YOUR TASK: Every entry below should be repeated exactly; the pictures should not.

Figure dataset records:
○ ○ ○

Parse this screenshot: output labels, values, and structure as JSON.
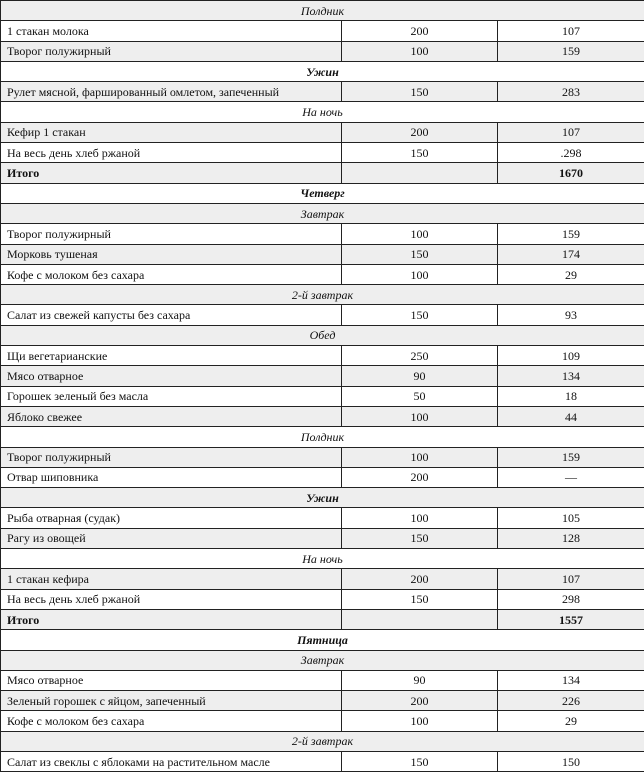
{
  "rows": [
    {
      "type": "section",
      "label": "Полдник"
    },
    {
      "type": "item",
      "name": "1 стакан молока",
      "weight": "200",
      "kcal": "107"
    },
    {
      "type": "item",
      "name": "Творог полужирный",
      "weight": "100",
      "kcal": "159"
    },
    {
      "type": "section-bold",
      "label": "Ужин"
    },
    {
      "type": "item",
      "name": "Рулет мясной, фаршированный омлетом, запеченный",
      "weight": "150",
      "kcal": "283"
    },
    {
      "type": "section",
      "label": "На ночь"
    },
    {
      "type": "item",
      "name": "Кефир 1 стакан",
      "weight": "200",
      "kcal": "107"
    },
    {
      "type": "item",
      "name": "На весь день хлеб ржаной",
      "weight": "150",
      "kcal": ".298"
    },
    {
      "type": "total",
      "name": "Итого",
      "weight": "",
      "kcal": "1670"
    },
    {
      "type": "section-bold",
      "label": "Четверг"
    },
    {
      "type": "section",
      "label": "Завтрак"
    },
    {
      "type": "item",
      "name": "Творог полужирный",
      "weight": "100",
      "kcal": "159"
    },
    {
      "type": "item",
      "name": "Морковь тушеная",
      "weight": "150",
      "kcal": "174"
    },
    {
      "type": "item",
      "name": "Кофе с молоком без сахара",
      "weight": "100",
      "kcal": "29"
    },
    {
      "type": "section",
      "label": "2-й завтрак"
    },
    {
      "type": "item",
      "name": "Салат из свежей капусты без сахара",
      "weight": "150",
      "kcal": "93"
    },
    {
      "type": "section",
      "label": "Обед"
    },
    {
      "type": "item",
      "name": "Щи вегетарианские",
      "weight": "250",
      "kcal": "109"
    },
    {
      "type": "item",
      "name": "Мясо отварное",
      "weight": "90",
      "kcal": "134"
    },
    {
      "type": "item",
      "name": "Горошек зеленый без масла",
      "weight": "50",
      "kcal": "18"
    },
    {
      "type": "item",
      "name": "Яблоко свежее",
      "weight": "100",
      "kcal": "44"
    },
    {
      "type": "section",
      "label": "Полдник"
    },
    {
      "type": "item",
      "name": "Творог полужирный",
      "weight": "100",
      "kcal": "159"
    },
    {
      "type": "item",
      "name": "Отвар шиповника",
      "weight": "200",
      "kcal": "—"
    },
    {
      "type": "section-bold",
      "label": "Ужин"
    },
    {
      "type": "item",
      "name": "Рыба отварная (судак)",
      "weight": "100",
      "kcal": "105"
    },
    {
      "type": "item",
      "name": "Рагу из овощей",
      "weight": "150",
      "kcal": "128"
    },
    {
      "type": "section",
      "label": "На ночь"
    },
    {
      "type": "item",
      "name": "1 стакан кефира",
      "weight": "200",
      "kcal": "107"
    },
    {
      "type": "item",
      "name": "На весь день хлеб ржаной",
      "weight": "150",
      "kcal": "298"
    },
    {
      "type": "total",
      "name": "Итого",
      "weight": "",
      "kcal": "1557"
    },
    {
      "type": "section-bold",
      "label": "Пятница"
    },
    {
      "type": "section",
      "label": "Завтрак"
    },
    {
      "type": "item",
      "name": "Мясо отварное",
      "weight": "90",
      "kcal": "134"
    },
    {
      "type": "item",
      "name": "Зеленый горошек с яйцом, запеченный",
      "weight": "200",
      "kcal": "226"
    },
    {
      "type": "item",
      "name": "Кофе с молоком без сахара",
      "weight": "100",
      "kcal": "29"
    },
    {
      "type": "section",
      "label": "2-й завтрак"
    },
    {
      "type": "item",
      "name": "Салат из свеклы с яблоками на растительном масле",
      "weight": "150",
      "kcal": "150"
    }
  ]
}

○ ○ ○

WRITTEN RESPONSE:
Parse this screenshot: output labels, values, and structure as JSON.
{
  "rows": [
    {
      "type": "section",
      "label": "Полдник"
    },
    {
      "type": "item",
      "name": "1 стакан молока",
      "weight": "200",
      "kcal": "107"
    },
    {
      "type": "item",
      "name": "Творог полужирный",
      "weight": "100",
      "kcal": "159"
    },
    {
      "type": "section-bold",
      "label": "Ужин"
    },
    {
      "type": "item",
      "name": "Рулет мясной, фаршированный омлетом, запеченный",
      "weight": "150",
      "kcal": "283"
    },
    {
      "type": "section",
      "label": "На ночь"
    },
    {
      "type": "item",
      "name": "Кефир 1 стакан",
      "weight": "200",
      "kcal": "107"
    },
    {
      "type": "item",
      "name": "На весь день хлеб ржаной",
      "weight": "150",
      "kcal": ".298"
    },
    {
      "type": "total",
      "name": "Итого",
      "weight": "",
      "kcal": "1670"
    },
    {
      "type": "section-bold",
      "label": "Четверг"
    },
    {
      "type": "section",
      "label": "Завтрак"
    },
    {
      "type": "item",
      "name": "Творог полужирный",
      "weight": "100",
      "kcal": "159"
    },
    {
      "type": "item",
      "name": "Морковь тушеная",
      "weight": "150",
      "kcal": "174"
    },
    {
      "type": "item",
      "name": "Кофе с молоком без сахара",
      "weight": "100",
      "kcal": "29"
    },
    {
      "type": "section",
      "label": "2-й завтрак"
    },
    {
      "type": "item",
      "name": "Салат из свежей капусты без сахара",
      "weight": "150",
      "kcal": "93"
    },
    {
      "type": "section",
      "label": "Обед"
    },
    {
      "type": "item",
      "name": "Щи вегетарианские",
      "weight": "250",
      "kcal": "109"
    },
    {
      "type": "item",
      "name": "Мясо отварное",
      "weight": "90",
      "kcal": "134"
    },
    {
      "type": "item",
      "name": "Горошек зеленый без масла",
      "weight": "50",
      "kcal": "18"
    },
    {
      "type": "item",
      "name": "Яблоко свежее",
      "weight": "100",
      "kcal": "44"
    },
    {
      "type": "section",
      "label": "Полдник"
    },
    {
      "type": "item",
      "name": "Творог полужирный",
      "weight": "100",
      "kcal": "159"
    },
    {
      "type": "item",
      "name": "Отвар шиповника",
      "weight": "200",
      "kcal": "—"
    },
    {
      "type": "section-bold",
      "label": "Ужин"
    },
    {
      "type": "item",
      "name": "Рыба отварная (судак)",
      "weight": "100",
      "kcal": "105"
    },
    {
      "type": "item",
      "name": "Рагу из овощей",
      "weight": "150",
      "kcal": "128"
    },
    {
      "type": "section",
      "label": "На ночь"
    },
    {
      "type": "item",
      "name": "1 стакан кефира",
      "weight": "200",
      "kcal": "107"
    },
    {
      "type": "item",
      "name": "На весь день хлеб ржаной",
      "weight": "150",
      "kcal": "298"
    },
    {
      "type": "total",
      "name": "Итого",
      "weight": "",
      "kcal": "1557"
    },
    {
      "type": "section-bold",
      "label": "Пятница"
    },
    {
      "type": "section",
      "label": "Завтрак"
    },
    {
      "type": "item",
      "name": "Мясо отварное",
      "weight": "90",
      "kcal": "134"
    },
    {
      "type": "item",
      "name": "Зеленый горошек с яйцом, запеченный",
      "weight": "200",
      "kcal": "226"
    },
    {
      "type": "item",
      "name": "Кофе с молоком без сахара",
      "weight": "100",
      "kcal": "29"
    },
    {
      "type": "section",
      "label": "2-й завтрак"
    },
    {
      "type": "item",
      "name": "Салат из свеклы с яблоками на растительном масле",
      "weight": "150",
      "kcal": "150"
    }
  ]
}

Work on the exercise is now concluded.